> **REQUIREMENTS**
What lines of the data hold the string "Reparto"? Pull each one out.

[Stored records]
= = = =
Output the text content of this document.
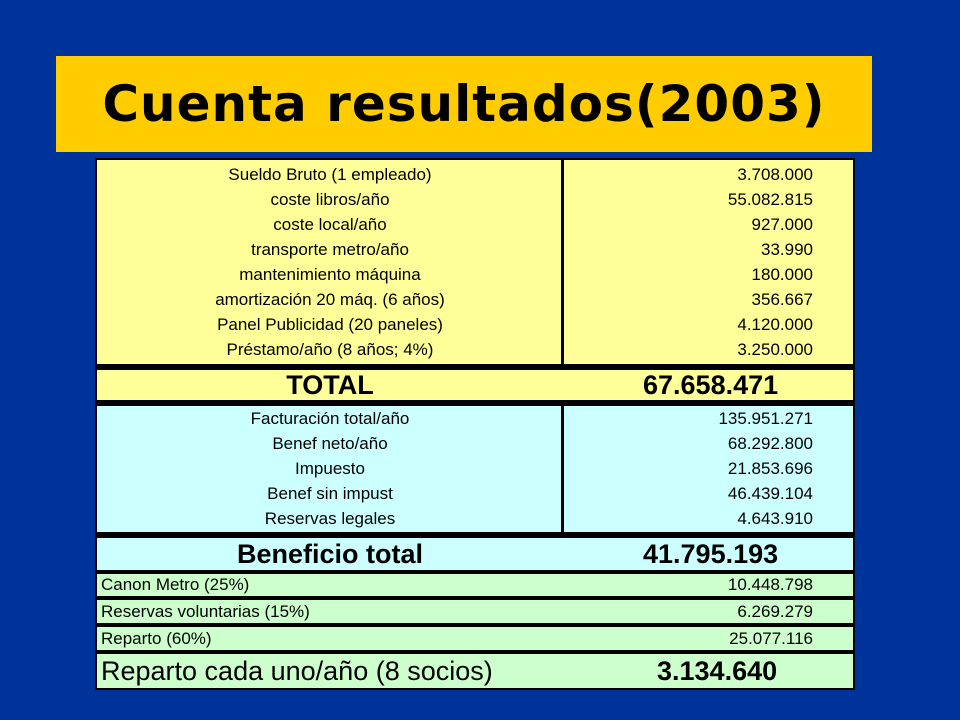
Cuenta resultados(2003)
Sueldo Bruto (1 empleado)	3.708.000
coste libros/año	55.082.815
coste local/año	927.000
transporte metro/año	33.990
mantenimiento máquina	180.000
amortización 20 máq. (6 años)	356.667
Panel Publicidad (20 paneles)	4.120.000
Préstamo/año (8 años; 4%)	3.250.000
TOTAL	67.658.471
Facturación total/año	135.951.271
Benef neto/año	68.292.800
Impuesto	21.853.696
Benef sin impust	46.439.104
Reservas legales	4.643.910
Beneficio total	41.795.193
Canon Metro (25%)	10.448.798
Reservas voluntarias (15%)	6.269.279
Reparto (60%)	25.077.116
Reparto cada uno/año (8 socios)	3.134.640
= = = =
> **SOLUTION TO THE PROBLEM**
Reparto (60%)	25.077.116
Reparto cada uno/año (8 socios)	3.134.640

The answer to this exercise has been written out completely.